# Task brief
Identify all lines in the data containing the string "marker". Copy them out.

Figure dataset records

※

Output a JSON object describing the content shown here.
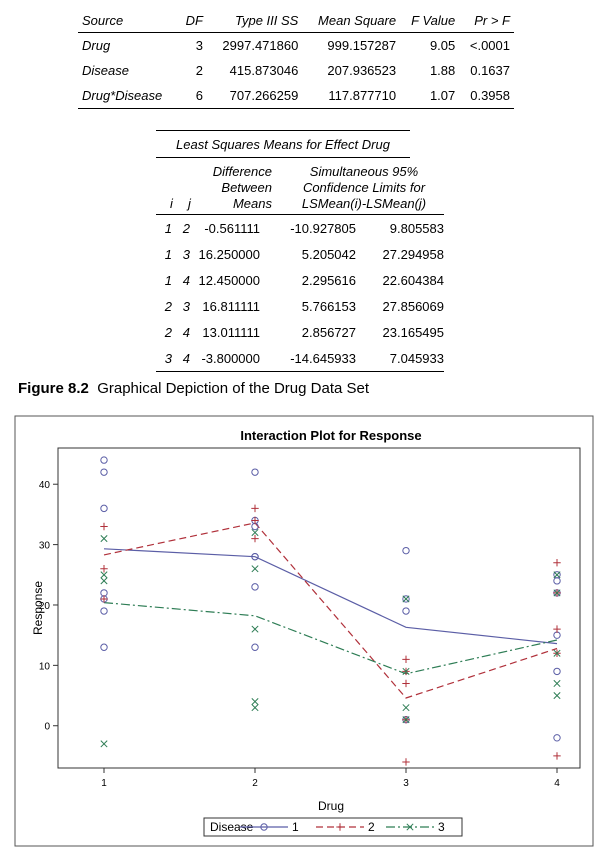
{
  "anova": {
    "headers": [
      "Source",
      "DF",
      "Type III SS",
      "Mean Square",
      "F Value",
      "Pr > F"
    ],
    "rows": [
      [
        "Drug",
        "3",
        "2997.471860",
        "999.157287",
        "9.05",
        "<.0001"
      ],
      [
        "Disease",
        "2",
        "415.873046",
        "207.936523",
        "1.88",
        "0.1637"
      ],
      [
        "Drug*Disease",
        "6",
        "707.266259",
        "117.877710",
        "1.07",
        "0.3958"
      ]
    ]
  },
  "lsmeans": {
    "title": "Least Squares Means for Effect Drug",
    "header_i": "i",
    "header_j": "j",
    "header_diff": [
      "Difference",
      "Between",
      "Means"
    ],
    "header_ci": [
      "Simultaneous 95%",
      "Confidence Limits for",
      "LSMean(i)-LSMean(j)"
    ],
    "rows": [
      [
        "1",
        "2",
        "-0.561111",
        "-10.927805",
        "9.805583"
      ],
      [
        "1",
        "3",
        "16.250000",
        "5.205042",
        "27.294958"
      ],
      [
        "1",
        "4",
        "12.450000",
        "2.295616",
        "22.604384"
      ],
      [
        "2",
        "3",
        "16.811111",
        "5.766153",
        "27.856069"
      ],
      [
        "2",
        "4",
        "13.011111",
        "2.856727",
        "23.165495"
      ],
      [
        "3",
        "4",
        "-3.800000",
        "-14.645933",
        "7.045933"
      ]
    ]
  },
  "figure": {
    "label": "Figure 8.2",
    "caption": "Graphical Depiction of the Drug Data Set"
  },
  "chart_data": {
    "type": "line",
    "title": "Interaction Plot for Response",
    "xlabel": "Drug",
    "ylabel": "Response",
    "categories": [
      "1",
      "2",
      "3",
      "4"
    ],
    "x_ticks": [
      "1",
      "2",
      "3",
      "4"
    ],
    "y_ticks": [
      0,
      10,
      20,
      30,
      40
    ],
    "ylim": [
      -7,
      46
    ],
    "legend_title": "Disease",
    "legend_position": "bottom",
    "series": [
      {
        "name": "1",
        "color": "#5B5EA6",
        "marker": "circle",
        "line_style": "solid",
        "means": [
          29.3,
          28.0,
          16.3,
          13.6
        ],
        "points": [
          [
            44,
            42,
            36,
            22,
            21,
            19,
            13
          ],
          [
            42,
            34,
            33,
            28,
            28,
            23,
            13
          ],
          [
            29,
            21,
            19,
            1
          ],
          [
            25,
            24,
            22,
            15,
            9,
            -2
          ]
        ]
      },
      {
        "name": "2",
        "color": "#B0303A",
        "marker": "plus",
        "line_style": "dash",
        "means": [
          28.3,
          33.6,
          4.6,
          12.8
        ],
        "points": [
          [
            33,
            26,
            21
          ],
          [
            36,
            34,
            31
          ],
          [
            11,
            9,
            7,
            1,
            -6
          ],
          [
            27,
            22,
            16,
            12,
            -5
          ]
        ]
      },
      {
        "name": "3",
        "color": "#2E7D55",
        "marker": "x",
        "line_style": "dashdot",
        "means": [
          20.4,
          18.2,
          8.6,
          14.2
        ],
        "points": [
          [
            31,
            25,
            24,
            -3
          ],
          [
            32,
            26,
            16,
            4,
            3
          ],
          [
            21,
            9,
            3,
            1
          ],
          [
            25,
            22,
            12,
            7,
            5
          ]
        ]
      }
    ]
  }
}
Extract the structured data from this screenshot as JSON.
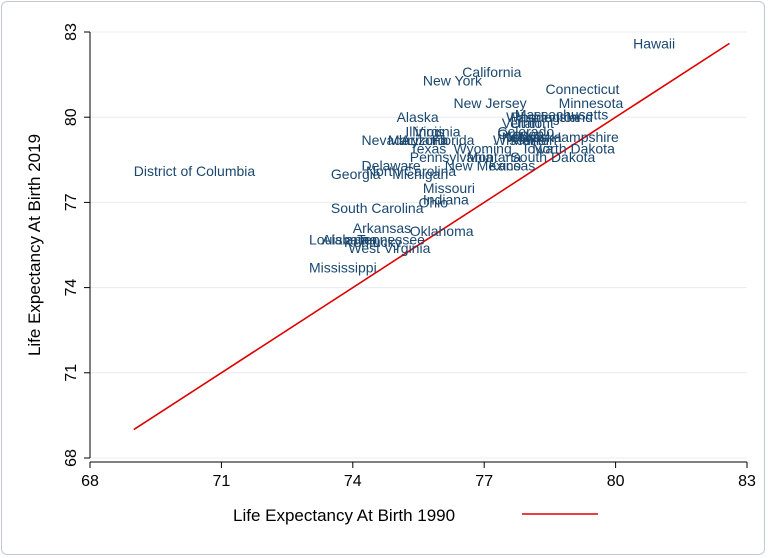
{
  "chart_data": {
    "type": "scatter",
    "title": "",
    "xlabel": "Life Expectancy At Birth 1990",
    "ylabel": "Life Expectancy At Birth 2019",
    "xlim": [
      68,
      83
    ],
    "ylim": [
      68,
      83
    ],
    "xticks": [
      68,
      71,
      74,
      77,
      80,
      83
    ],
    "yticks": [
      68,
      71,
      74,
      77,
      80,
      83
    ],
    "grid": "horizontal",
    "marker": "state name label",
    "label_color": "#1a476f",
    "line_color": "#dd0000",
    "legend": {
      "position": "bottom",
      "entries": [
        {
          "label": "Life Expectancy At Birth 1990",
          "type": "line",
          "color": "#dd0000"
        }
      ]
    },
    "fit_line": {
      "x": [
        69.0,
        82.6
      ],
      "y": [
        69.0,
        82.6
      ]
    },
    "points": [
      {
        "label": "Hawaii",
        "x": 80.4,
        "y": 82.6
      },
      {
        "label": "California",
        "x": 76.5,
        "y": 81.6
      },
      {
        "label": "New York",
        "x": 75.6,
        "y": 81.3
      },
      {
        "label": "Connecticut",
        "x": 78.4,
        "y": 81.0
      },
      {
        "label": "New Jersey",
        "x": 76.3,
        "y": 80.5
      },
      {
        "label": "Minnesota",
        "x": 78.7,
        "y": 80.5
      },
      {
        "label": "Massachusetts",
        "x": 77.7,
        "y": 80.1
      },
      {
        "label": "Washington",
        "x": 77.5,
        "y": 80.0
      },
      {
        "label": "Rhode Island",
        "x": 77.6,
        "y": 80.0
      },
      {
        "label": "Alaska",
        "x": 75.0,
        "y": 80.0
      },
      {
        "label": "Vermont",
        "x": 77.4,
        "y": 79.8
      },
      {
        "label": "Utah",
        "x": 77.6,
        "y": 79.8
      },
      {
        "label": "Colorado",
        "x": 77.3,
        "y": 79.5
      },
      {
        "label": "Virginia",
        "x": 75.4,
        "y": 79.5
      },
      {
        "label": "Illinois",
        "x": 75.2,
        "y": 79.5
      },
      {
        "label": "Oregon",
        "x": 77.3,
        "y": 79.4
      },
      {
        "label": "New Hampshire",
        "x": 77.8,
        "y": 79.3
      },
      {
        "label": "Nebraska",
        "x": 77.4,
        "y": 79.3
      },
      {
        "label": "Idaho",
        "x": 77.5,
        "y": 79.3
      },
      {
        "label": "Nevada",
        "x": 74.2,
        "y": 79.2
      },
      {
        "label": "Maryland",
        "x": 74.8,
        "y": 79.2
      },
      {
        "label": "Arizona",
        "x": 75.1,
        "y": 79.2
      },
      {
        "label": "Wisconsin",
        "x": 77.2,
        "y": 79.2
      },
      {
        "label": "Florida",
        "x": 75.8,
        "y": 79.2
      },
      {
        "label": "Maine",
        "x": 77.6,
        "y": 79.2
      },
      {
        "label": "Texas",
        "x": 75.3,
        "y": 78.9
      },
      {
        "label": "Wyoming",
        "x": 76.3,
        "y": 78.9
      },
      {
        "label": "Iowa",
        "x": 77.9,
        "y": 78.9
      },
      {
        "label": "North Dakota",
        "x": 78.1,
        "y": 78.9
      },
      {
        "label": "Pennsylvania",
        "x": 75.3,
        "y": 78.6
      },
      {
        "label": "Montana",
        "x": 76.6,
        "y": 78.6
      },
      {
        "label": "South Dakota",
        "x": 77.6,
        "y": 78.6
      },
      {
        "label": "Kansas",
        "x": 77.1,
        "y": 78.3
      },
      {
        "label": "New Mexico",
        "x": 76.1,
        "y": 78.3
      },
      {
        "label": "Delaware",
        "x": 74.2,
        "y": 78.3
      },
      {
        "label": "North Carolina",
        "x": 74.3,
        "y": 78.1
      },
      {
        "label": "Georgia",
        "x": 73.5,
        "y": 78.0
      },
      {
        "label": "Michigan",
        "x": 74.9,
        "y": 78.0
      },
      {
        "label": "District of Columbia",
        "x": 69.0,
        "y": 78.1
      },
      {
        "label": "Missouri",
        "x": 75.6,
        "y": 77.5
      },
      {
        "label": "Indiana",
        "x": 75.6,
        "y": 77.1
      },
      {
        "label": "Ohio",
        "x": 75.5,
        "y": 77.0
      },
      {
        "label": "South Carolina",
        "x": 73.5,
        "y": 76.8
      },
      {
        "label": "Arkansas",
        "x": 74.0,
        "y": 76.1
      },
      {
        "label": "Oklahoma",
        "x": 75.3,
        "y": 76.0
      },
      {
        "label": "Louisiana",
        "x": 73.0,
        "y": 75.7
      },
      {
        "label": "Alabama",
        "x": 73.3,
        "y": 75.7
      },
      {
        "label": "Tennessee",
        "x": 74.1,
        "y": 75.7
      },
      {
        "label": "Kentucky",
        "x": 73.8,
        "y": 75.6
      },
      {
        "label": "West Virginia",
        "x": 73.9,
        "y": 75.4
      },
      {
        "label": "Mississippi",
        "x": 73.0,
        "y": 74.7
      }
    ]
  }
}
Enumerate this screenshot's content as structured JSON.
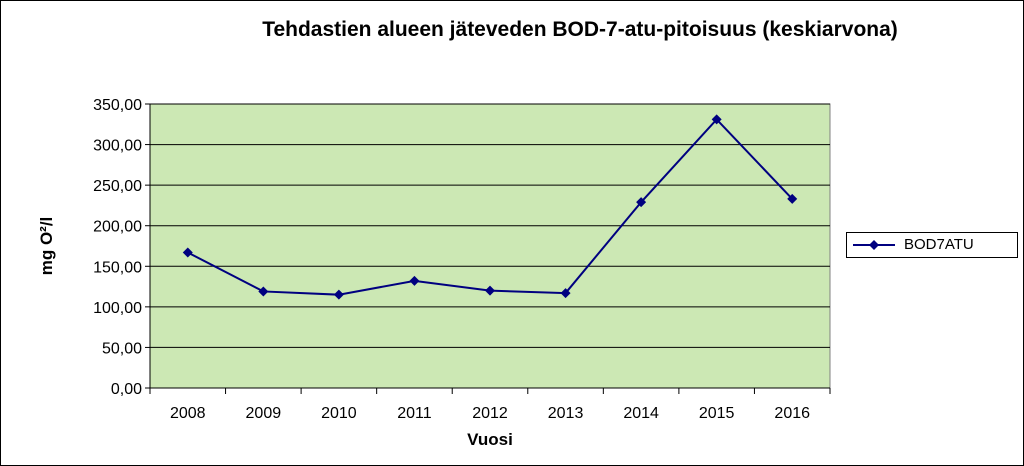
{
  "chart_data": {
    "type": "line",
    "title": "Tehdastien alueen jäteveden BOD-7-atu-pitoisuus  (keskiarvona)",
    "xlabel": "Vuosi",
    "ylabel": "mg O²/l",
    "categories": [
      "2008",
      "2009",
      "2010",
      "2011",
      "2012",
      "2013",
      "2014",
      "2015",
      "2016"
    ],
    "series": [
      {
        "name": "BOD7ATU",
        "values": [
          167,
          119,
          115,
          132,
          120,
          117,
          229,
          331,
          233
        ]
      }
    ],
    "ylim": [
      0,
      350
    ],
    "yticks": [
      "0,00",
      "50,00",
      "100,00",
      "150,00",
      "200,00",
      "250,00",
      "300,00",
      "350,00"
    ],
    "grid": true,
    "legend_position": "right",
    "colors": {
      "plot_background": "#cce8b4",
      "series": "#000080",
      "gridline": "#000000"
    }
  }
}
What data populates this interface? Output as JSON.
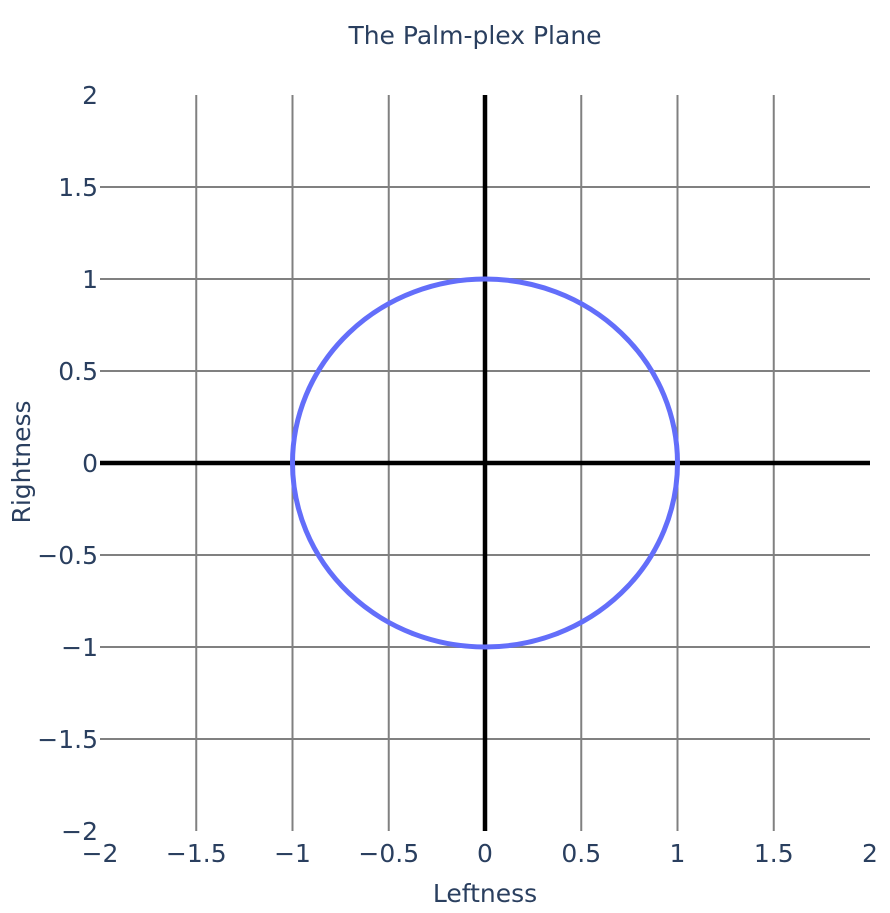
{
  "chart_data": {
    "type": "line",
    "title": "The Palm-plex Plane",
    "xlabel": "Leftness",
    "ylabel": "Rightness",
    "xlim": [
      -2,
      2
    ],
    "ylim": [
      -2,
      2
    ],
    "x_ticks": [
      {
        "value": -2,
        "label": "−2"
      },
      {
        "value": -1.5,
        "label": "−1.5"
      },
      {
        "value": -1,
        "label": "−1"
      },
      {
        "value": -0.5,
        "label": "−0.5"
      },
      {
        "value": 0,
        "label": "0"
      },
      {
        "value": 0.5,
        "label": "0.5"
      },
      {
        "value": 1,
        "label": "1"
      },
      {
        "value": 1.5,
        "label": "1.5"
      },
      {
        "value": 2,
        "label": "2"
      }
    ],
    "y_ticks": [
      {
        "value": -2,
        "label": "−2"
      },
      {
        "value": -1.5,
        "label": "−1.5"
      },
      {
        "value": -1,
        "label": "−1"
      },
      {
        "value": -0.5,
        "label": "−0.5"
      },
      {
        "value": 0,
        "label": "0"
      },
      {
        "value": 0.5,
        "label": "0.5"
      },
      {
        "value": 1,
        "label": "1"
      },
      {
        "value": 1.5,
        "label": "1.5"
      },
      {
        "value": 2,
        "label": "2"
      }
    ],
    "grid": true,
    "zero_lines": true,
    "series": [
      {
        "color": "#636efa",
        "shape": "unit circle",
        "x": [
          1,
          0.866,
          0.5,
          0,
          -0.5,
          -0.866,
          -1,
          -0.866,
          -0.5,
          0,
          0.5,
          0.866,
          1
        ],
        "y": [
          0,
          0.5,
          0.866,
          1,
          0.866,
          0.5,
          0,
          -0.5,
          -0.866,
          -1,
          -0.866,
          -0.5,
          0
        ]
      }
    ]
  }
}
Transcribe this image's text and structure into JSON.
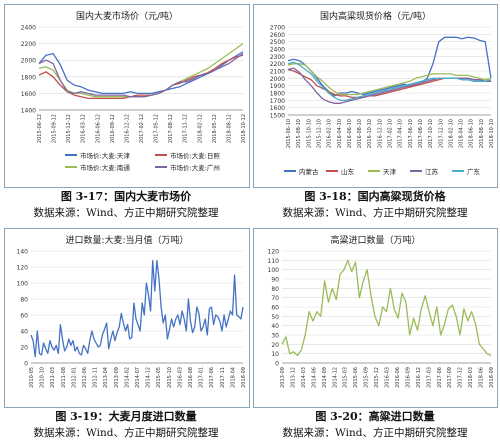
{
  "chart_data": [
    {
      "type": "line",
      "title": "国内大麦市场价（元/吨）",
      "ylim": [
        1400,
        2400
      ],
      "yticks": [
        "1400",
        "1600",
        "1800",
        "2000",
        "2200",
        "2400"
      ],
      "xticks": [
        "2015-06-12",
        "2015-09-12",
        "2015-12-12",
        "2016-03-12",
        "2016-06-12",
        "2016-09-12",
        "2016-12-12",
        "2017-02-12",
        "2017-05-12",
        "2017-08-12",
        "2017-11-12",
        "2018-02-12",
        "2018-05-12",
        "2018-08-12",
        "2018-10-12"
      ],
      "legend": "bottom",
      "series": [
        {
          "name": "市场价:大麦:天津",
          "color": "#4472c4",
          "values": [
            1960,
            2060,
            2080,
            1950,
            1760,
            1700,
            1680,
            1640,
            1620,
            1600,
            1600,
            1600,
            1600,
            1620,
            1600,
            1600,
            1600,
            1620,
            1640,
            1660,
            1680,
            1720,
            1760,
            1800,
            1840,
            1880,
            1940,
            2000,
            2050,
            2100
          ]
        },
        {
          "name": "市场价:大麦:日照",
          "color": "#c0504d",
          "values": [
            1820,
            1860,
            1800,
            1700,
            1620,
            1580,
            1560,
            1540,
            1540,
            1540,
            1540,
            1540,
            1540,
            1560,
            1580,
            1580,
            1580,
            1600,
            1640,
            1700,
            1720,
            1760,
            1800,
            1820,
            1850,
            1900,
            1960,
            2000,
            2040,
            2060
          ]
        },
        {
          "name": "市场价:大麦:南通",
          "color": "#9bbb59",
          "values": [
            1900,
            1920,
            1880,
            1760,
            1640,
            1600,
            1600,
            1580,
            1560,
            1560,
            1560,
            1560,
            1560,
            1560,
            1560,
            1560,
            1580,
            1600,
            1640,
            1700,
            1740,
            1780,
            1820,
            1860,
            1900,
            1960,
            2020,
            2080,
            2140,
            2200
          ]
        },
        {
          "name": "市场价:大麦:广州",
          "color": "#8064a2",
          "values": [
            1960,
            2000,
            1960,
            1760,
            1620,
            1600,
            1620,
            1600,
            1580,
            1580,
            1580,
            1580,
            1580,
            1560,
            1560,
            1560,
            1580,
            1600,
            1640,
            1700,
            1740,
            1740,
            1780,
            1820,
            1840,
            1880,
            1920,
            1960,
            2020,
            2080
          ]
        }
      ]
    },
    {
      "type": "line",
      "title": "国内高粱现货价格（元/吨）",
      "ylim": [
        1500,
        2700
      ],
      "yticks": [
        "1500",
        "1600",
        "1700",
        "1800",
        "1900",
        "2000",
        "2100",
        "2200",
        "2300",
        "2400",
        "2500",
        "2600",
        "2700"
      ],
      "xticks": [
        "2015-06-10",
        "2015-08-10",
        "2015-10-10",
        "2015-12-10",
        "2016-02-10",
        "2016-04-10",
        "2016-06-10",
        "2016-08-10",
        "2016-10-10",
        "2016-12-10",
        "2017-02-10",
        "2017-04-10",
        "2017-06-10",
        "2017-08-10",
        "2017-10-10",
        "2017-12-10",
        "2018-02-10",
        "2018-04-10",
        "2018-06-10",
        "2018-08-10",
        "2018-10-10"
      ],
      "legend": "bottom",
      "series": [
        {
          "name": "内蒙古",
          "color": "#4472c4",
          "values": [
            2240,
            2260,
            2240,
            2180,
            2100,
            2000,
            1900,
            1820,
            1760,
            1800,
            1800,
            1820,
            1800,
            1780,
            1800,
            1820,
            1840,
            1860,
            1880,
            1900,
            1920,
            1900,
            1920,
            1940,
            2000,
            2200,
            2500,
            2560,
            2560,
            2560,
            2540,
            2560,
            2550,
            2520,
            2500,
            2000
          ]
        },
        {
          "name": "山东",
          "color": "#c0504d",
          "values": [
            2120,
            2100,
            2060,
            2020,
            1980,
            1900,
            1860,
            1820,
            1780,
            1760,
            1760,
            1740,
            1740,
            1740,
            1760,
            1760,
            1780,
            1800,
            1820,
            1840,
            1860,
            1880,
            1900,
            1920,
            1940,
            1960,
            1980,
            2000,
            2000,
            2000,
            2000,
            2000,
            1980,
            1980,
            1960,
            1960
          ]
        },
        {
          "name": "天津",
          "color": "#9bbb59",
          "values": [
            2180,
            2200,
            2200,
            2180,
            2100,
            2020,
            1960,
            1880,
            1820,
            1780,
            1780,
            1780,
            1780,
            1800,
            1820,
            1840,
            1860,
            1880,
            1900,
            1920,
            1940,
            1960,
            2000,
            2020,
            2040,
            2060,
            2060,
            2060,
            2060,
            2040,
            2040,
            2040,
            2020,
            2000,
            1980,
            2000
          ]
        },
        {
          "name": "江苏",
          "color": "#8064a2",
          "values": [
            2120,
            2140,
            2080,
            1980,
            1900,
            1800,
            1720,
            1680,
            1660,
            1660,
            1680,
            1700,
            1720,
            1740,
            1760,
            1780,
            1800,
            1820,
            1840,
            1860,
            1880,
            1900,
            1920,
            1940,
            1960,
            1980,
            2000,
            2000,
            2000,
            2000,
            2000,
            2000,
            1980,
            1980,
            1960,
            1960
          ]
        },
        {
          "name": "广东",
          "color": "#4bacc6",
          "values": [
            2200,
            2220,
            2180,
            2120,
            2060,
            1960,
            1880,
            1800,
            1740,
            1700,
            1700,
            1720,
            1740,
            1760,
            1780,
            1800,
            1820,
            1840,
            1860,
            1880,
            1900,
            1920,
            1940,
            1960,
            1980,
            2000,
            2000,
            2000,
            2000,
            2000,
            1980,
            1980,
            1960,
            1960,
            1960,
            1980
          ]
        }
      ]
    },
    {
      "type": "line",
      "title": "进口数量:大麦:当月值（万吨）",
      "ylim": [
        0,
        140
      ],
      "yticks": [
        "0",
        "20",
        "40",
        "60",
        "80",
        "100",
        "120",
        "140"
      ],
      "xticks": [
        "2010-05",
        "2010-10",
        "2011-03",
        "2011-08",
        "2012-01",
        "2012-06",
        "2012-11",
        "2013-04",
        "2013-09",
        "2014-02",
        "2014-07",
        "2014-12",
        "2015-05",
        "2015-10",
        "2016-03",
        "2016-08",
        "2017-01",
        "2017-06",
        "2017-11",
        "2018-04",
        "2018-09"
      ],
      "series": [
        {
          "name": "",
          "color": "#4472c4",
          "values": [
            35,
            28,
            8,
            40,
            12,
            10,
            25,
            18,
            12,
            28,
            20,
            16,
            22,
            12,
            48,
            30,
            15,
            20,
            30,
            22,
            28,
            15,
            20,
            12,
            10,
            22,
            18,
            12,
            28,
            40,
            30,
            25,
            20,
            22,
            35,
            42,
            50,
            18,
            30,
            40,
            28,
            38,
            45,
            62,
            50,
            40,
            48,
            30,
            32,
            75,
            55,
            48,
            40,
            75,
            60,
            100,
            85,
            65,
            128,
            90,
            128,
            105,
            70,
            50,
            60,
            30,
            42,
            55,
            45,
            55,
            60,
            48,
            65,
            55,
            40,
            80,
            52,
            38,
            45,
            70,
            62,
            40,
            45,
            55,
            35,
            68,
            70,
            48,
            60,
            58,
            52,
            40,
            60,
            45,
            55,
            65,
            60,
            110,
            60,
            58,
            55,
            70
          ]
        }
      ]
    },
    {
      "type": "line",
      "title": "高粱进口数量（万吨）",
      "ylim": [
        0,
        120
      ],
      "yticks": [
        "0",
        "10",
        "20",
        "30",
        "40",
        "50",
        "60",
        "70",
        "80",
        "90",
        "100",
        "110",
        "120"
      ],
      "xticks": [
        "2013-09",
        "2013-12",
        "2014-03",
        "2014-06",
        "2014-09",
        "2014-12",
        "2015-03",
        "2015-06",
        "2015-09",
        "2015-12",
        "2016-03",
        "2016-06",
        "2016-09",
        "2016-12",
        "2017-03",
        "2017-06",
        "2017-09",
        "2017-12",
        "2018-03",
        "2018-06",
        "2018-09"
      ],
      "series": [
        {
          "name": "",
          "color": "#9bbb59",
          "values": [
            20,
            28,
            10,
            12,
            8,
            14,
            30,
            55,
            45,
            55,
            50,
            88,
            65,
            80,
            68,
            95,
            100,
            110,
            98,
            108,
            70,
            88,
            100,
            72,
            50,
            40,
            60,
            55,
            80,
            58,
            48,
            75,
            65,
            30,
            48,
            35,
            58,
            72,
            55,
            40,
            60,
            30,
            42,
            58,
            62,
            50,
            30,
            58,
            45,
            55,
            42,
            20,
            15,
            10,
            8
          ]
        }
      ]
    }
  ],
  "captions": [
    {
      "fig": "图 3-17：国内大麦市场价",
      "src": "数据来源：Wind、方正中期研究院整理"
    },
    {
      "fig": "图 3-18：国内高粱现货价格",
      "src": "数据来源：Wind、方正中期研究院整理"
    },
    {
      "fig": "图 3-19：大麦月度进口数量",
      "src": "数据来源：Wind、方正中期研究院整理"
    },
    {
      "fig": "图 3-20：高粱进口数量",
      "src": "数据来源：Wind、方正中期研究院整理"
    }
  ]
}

※

# Exercise result
        "marker": "circle",
        "marker": "plus",
        "marker": "x",
    "marker": "state name label",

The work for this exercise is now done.